=== Exercise text ===

Constitutional Lawyer: Minister's Lakeside Decision 'Illegal'

The government’s decision last month to prevent 65 high country farms with lakeside views from being freeholded has been described by a constitutional lawyer as illegal.

Canterbury University law lecturer David Round says high country lessees have a legal right to apply for tenure review. When lands minister David Parker announced on 15 November that he was cancelling these rights he was clearly acting unconstitutionally.

Mr Round’s legal interests include environmental, natural resource and constitutional law and he is a former president of the Federated Mountain Clubs of New Zealand.

He compares Mr Parker’s action with former prime minister Rob Muldoon’s 1975 post-election announcement that employers no longer had to contribute Labour’s superannuation scheme.

In Mr Round’s view, Mr Muldoon had a reasonable excuse for doing this, because the laws controlling the scheme were undoubtedly soon going to be repealed by parliament. But until parliament did this, his action was illegal, as confirmed by chief justice Sir Richard Wild in the Fitzgerald v Muldoon case.

“Mr Parker has no such excuse,” Mr Round says. “An Act of Parliament is our highest law. Since the Bill of Rights was enacted in 1688 absolutely nothing has been able to override a statute.”

He says the Crown Pastoral Land Act 1998 gives pastoral lessees the right to apply for tenure review. In these reviews their farms are examined to identify areas with ‘signficant inherent values’.

Areas with these values – valuable ecosystems, historic sites, iconic landscapes and the like – are then given some form of permanent protection. Typically, this involves dividing the farm, with productive areas being freeholded and areas needing protection going into the conservation estate.

While the Act gives the Crown the discretion not to allow a tenure review, this discretion must be exercised by the commissioner of Crown lands, not by the minister.

“This discretion must be exercised on a case by case basis, and it may be exercised only for the purposes of the act, which obviously centre on review. The Crown has absolutely no power to impose an uncritical blanket moratorium,” Mr Round says.

Ben Todhunter, chair of the High Country Accord which represent high country lessees, agrees.

“In our view, this is yet another example of the government acting in bad faith in its dealings with high country farmers. Clearly it has an agenda to erode the substantial property rights of pastoral lessees, with the objective of getting farmers out of the high country as quickly and for as little cost as it can.

“We believe the minister’s actions are extremely cynical.”

Mr Round says the management of the high country is an immensely complex issue, but he believes no lasting solution is possible where any party high-handedly disregards its legal obligations.

“The Crown is setting a deplorable example,” he says.

===

### Exercise
Quote everything in the article on the minister's lakeside decision from "The government’s decision" down to "of New Zealand.". Rely only on the text above.

=== Provided records ===

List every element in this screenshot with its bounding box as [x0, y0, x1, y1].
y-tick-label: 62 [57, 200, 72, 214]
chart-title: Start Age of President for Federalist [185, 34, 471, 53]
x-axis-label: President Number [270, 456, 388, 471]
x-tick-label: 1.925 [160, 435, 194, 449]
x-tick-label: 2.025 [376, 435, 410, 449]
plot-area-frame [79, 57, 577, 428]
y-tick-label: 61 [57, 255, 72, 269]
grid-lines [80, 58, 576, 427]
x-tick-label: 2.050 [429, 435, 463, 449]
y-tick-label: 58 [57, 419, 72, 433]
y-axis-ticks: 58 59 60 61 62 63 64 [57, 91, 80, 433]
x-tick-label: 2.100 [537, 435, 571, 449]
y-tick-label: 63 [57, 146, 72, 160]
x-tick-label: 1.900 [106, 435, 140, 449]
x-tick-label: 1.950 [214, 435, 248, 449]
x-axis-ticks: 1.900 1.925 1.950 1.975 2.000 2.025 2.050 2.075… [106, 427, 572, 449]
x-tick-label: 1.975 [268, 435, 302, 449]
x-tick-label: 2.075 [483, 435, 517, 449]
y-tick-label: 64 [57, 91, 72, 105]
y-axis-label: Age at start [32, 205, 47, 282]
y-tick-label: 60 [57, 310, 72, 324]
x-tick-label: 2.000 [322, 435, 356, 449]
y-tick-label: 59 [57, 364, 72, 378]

===

### Result below
The government’s decision last month to prevent 65 high country farms with lakeside views from being freeholded has been described by a constitutional lawyer as illegal.

Canterbury University law lecturer David Round says high country lessees have a legal right to apply for tenure review. When lands minister David Parker announced on 15 November that he was cancelling these rights he was clearly acting unconstitutionally.

Mr Round’s legal interests include environmental, natural resource and constitutional law and he is a former president of the Federated Mountain Clubs of New Zealand.